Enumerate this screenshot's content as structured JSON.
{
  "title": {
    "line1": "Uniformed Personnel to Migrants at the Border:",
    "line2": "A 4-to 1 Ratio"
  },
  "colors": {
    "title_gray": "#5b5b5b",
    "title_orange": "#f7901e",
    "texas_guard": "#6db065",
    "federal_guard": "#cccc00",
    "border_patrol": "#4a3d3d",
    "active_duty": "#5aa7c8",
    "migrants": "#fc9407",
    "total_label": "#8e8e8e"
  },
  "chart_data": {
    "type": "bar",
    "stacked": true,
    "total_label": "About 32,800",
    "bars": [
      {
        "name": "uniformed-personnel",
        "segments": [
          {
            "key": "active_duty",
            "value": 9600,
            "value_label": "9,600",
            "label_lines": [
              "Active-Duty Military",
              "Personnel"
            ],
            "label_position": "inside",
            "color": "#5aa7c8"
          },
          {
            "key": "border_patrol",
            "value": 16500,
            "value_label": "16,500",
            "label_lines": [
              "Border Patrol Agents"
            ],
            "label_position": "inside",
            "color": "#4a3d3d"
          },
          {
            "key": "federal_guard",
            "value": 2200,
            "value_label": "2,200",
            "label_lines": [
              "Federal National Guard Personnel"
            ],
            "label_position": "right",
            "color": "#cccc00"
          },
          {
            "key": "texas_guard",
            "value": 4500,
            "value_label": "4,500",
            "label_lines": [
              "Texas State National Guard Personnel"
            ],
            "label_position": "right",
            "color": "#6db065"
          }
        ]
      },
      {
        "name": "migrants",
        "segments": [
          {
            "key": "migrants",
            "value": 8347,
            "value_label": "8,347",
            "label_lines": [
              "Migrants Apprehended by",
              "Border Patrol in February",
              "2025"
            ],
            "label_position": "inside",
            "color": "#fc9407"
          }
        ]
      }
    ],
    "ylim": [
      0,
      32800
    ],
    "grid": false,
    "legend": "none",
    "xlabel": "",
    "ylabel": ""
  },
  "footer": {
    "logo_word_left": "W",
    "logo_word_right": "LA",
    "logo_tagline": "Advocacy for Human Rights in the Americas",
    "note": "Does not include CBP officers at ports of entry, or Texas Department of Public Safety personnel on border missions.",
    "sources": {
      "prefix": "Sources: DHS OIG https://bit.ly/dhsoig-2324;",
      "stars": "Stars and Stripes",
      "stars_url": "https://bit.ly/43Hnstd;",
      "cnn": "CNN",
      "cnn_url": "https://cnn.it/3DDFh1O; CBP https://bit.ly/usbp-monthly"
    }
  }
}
━━━━
**THE EXERCISE**:
In the records, locate each line holding the string "name" and copy it.

**EXPECTED ANSWER**:
        "name": "uniformed-personnel",
        "name": "migrants",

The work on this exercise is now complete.